YOUR TASK:
Omit all pictures and give the records below again exactly as written.

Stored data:

***

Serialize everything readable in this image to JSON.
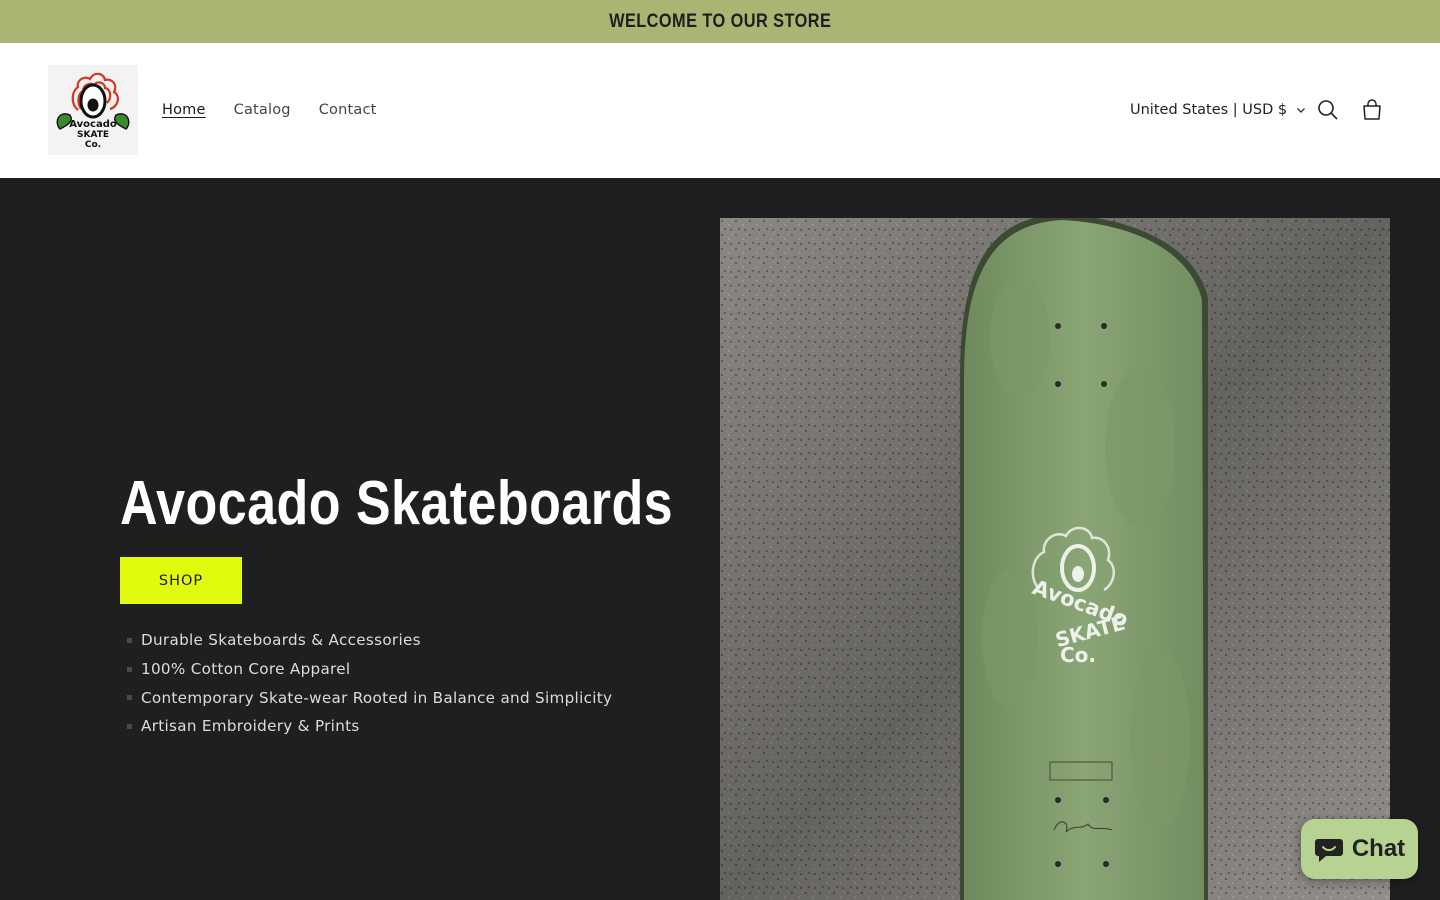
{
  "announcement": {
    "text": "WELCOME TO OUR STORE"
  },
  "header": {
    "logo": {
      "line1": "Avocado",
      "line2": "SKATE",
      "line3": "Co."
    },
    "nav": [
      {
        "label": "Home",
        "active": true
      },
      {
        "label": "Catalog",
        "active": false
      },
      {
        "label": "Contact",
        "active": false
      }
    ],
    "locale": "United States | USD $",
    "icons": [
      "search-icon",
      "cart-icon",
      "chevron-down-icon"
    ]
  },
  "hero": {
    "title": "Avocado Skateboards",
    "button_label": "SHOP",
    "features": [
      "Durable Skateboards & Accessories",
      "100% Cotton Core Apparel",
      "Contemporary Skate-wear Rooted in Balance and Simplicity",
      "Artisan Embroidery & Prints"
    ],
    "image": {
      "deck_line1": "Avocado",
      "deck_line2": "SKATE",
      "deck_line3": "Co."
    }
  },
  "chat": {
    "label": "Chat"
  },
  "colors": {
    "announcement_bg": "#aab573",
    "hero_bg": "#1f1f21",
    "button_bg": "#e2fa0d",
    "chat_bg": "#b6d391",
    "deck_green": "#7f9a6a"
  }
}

***

SOLUTION TO THIS EXERCISE:
Serialize everything readable in this image to JSON.
{
  "announcement": {
    "text": "WELCOME TO OUR STORE"
  },
  "header": {
    "logo": {
      "line1": "Avocado",
      "line2": "SKATE",
      "line3": "Co."
    },
    "nav": [
      {
        "label": "Home",
        "active": true
      },
      {
        "label": "Catalog",
        "active": false
      },
      {
        "label": "Contact",
        "active": false
      }
    ],
    "locale": "United States | USD $",
    "icons": [
      "search-icon",
      "cart-icon",
      "chevron-down-icon"
    ]
  },
  "hero": {
    "title": "Avocado Skateboards",
    "button_label": "SHOP",
    "features": [
      "Durable Skateboards & Accessories",
      "100% Cotton Core Apparel",
      "Contemporary Skate-wear Rooted in Balance and Simplicity",
      "Artisan Embroidery & Prints"
    ],
    "image": {
      "deck_line1": "Avocado",
      "deck_line2": "SKATE",
      "deck_line3": "Co."
    }
  },
  "chat": {
    "label": "Chat"
  },
  "colors": {
    "announcement_bg": "#aab573",
    "hero_bg": "#1f1f21",
    "button_bg": "#e2fa0d",
    "chat_bg": "#b6d391",
    "deck_green": "#7f9a6a"
  }
}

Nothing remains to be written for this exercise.